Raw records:
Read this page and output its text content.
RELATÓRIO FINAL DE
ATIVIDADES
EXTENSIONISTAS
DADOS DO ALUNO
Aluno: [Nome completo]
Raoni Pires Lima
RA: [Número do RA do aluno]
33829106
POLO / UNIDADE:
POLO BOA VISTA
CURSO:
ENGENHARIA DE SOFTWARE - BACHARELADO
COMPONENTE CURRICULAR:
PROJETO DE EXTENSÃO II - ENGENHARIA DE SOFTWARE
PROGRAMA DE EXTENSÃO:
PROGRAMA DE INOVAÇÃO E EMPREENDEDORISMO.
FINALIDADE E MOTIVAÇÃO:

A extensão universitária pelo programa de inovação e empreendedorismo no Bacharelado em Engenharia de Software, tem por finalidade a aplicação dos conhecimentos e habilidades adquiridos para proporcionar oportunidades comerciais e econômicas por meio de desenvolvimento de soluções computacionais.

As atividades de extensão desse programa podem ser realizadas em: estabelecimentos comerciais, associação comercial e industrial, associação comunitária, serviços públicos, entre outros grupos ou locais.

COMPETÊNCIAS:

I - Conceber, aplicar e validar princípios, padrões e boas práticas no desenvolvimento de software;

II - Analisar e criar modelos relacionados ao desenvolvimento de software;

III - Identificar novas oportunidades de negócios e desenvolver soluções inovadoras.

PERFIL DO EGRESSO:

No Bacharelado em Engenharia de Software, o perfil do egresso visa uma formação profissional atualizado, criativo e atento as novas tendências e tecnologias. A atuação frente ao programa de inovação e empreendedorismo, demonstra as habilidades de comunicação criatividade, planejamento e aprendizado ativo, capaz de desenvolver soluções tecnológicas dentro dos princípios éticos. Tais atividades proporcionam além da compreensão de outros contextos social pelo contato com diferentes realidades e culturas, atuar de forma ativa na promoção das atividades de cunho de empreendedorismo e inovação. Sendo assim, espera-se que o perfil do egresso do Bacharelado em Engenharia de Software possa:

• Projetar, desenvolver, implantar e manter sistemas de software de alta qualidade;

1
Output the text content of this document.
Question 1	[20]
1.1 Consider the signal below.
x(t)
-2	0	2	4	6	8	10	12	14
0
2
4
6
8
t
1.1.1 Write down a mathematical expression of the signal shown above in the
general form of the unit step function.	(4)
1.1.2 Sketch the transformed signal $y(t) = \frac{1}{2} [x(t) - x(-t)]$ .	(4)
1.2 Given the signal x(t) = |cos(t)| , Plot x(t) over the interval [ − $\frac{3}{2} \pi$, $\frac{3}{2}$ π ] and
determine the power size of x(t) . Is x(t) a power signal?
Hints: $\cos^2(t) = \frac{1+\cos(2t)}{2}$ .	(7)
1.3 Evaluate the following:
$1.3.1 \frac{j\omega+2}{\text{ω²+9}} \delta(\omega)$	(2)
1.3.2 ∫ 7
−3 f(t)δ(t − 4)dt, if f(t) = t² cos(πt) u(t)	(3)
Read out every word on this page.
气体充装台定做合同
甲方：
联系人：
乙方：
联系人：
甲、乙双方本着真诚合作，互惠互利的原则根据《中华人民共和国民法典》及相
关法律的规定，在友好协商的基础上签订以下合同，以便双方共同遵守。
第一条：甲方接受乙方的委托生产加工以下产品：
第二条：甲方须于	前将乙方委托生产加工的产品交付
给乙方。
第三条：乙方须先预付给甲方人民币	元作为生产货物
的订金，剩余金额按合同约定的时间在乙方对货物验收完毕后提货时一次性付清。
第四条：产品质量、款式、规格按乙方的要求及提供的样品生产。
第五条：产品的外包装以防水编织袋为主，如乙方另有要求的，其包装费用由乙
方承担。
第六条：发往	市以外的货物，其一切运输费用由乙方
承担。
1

WHAT THE TASK REQUIRES: Pick out, from the lines above, every one that contains the string "desenvolvimento".

RESPONSE BELOW:
A extensão universitária pelo programa de inovação e empreendedorismo no Bacharelado em Engenharia de Software, tem por finalidade a aplicação dos conhecimentos e habilidades adquiridos para proporcionar oportunidades comerciais e econômicas por meio de desenvolvimento de soluções computacionais.
I - Conceber, aplicar e validar princípios, padrões e boas práticas no desenvolvimento de software;
II - Analisar e criar modelos relacionados ao desenvolvimento de software;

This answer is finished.